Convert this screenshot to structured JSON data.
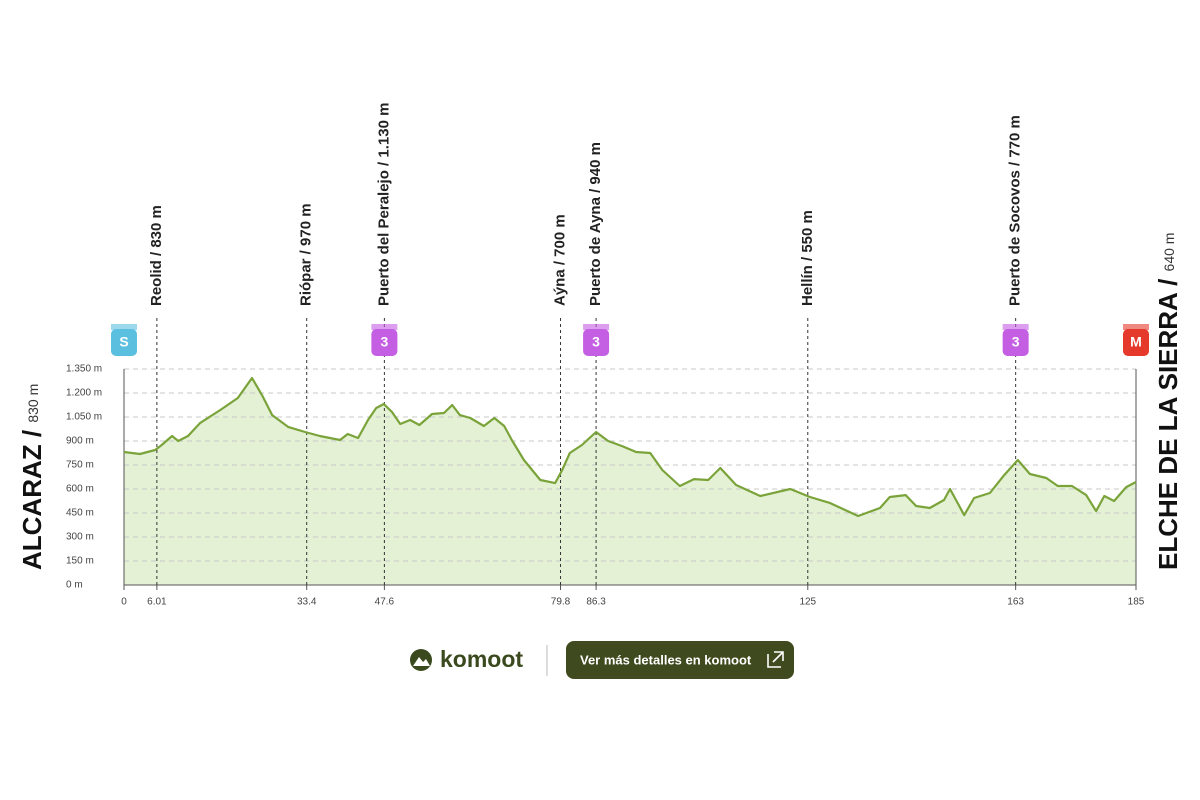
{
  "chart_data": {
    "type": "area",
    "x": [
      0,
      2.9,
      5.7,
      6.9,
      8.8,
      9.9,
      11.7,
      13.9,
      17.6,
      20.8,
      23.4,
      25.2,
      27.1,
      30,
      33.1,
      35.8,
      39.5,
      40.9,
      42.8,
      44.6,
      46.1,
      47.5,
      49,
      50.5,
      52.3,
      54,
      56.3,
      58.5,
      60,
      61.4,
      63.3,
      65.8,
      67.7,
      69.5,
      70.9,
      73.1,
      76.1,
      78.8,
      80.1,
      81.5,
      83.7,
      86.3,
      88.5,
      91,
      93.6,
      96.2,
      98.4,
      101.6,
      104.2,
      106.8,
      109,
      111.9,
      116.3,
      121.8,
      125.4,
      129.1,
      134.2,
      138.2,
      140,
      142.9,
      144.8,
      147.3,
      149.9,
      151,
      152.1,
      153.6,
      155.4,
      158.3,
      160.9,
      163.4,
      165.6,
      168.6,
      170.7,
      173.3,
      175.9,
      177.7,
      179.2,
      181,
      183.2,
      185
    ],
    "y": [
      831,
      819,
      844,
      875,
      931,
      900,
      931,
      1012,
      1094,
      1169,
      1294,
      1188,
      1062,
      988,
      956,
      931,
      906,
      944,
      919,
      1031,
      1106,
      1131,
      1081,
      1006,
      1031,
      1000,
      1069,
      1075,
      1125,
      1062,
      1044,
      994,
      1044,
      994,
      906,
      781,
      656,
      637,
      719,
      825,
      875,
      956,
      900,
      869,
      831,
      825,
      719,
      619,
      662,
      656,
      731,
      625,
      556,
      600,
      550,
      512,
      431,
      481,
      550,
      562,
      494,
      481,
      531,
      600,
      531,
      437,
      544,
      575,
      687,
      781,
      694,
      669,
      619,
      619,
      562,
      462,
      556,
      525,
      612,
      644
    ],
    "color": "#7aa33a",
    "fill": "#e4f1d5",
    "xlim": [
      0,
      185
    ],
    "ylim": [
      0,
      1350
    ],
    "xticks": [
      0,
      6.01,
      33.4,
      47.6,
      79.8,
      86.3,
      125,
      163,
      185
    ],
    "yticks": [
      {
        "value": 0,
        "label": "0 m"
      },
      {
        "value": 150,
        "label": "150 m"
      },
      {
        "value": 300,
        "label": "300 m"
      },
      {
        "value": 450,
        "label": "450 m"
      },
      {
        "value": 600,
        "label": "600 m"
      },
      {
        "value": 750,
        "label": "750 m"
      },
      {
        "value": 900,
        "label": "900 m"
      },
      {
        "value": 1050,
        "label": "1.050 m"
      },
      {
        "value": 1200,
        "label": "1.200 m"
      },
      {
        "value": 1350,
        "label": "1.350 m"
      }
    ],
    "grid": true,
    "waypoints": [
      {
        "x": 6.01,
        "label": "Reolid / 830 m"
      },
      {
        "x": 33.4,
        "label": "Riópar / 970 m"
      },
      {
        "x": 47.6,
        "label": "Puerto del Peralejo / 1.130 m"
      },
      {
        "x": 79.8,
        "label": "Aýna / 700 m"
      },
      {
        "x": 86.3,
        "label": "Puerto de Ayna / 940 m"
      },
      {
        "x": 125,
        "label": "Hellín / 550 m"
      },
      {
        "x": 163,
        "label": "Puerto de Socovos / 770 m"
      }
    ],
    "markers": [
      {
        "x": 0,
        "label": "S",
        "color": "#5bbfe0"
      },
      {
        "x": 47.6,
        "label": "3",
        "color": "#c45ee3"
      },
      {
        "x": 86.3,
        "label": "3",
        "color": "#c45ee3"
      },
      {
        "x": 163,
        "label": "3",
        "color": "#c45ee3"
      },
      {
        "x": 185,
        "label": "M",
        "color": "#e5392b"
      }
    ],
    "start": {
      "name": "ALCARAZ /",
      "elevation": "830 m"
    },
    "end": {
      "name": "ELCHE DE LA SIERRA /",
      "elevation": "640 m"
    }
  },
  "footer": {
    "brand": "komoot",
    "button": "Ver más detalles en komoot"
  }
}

□ □ □

**Goal**
Each line of the data is to be duplicated exactly; pictures stay out of the copy.

**Task answer**
Convert this screenshot to structured JSON data.
{
  "chart_data": {
    "type": "area",
    "x": [
      0,
      2.9,
      5.7,
      6.9,
      8.8,
      9.9,
      11.7,
      13.9,
      17.6,
      20.8,
      23.4,
      25.2,
      27.1,
      30,
      33.1,
      35.8,
      39.5,
      40.9,
      42.8,
      44.6,
      46.1,
      47.5,
      49,
      50.5,
      52.3,
      54,
      56.3,
      58.5,
      60,
      61.4,
      63.3,
      65.8,
      67.7,
      69.5,
      70.9,
      73.1,
      76.1,
      78.8,
      80.1,
      81.5,
      83.7,
      86.3,
      88.5,
      91,
      93.6,
      96.2,
      98.4,
      101.6,
      104.2,
      106.8,
      109,
      111.9,
      116.3,
      121.8,
      125.4,
      129.1,
      134.2,
      138.2,
      140,
      142.9,
      144.8,
      147.3,
      149.9,
      151,
      152.1,
      153.6,
      155.4,
      158.3,
      160.9,
      163.4,
      165.6,
      168.6,
      170.7,
      173.3,
      175.9,
      177.7,
      179.2,
      181,
      183.2,
      185
    ],
    "y": [
      831,
      819,
      844,
      875,
      931,
      900,
      931,
      1012,
      1094,
      1169,
      1294,
      1188,
      1062,
      988,
      956,
      931,
      906,
      944,
      919,
      1031,
      1106,
      1131,
      1081,
      1006,
      1031,
      1000,
      1069,
      1075,
      1125,
      1062,
      1044,
      994,
      1044,
      994,
      906,
      781,
      656,
      637,
      719,
      825,
      875,
      956,
      900,
      869,
      831,
      825,
      719,
      619,
      662,
      656,
      731,
      625,
      556,
      600,
      550,
      512,
      431,
      481,
      550,
      562,
      494,
      481,
      531,
      600,
      531,
      437,
      544,
      575,
      687,
      781,
      694,
      669,
      619,
      619,
      562,
      462,
      556,
      525,
      612,
      644
    ],
    "color": "#7aa33a",
    "fill": "#e4f1d5",
    "xlim": [
      0,
      185
    ],
    "ylim": [
      0,
      1350
    ],
    "xticks": [
      0,
      6.01,
      33.4,
      47.6,
      79.8,
      86.3,
      125,
      163,
      185
    ],
    "yticks": [
      {
        "value": 0,
        "label": "0 m"
      },
      {
        "value": 150,
        "label": "150 m"
      },
      {
        "value": 300,
        "label": "300 m"
      },
      {
        "value": 450,
        "label": "450 m"
      },
      {
        "value": 600,
        "label": "600 m"
      },
      {
        "value": 750,
        "label": "750 m"
      },
      {
        "value": 900,
        "label": "900 m"
      },
      {
        "value": 1050,
        "label": "1.050 m"
      },
      {
        "value": 1200,
        "label": "1.200 m"
      },
      {
        "value": 1350,
        "label": "1.350 m"
      }
    ],
    "grid": true,
    "waypoints": [
      {
        "x": 6.01,
        "label": "Reolid / 830 m"
      },
      {
        "x": 33.4,
        "label": "Riópar / 970 m"
      },
      {
        "x": 47.6,
        "label": "Puerto del Peralejo / 1.130 m"
      },
      {
        "x": 79.8,
        "label": "Aýna / 700 m"
      },
      {
        "x": 86.3,
        "label": "Puerto de Ayna / 940 m"
      },
      {
        "x": 125,
        "label": "Hellín / 550 m"
      },
      {
        "x": 163,
        "label": "Puerto de Socovos / 770 m"
      }
    ],
    "markers": [
      {
        "x": 0,
        "label": "S",
        "color": "#5bbfe0"
      },
      {
        "x": 47.6,
        "label": "3",
        "color": "#c45ee3"
      },
      {
        "x": 86.3,
        "label": "3",
        "color": "#c45ee3"
      },
      {
        "x": 163,
        "label": "3",
        "color": "#c45ee3"
      },
      {
        "x": 185,
        "label": "M",
        "color": "#e5392b"
      }
    ],
    "start": {
      "name": "ALCARAZ /",
      "elevation": "830 m"
    },
    "end": {
      "name": "ELCHE DE LA SIERRA /",
      "elevation": "640 m"
    }
  },
  "footer": {
    "brand": "komoot",
    "button": "Ver más detalles en komoot"
  }
}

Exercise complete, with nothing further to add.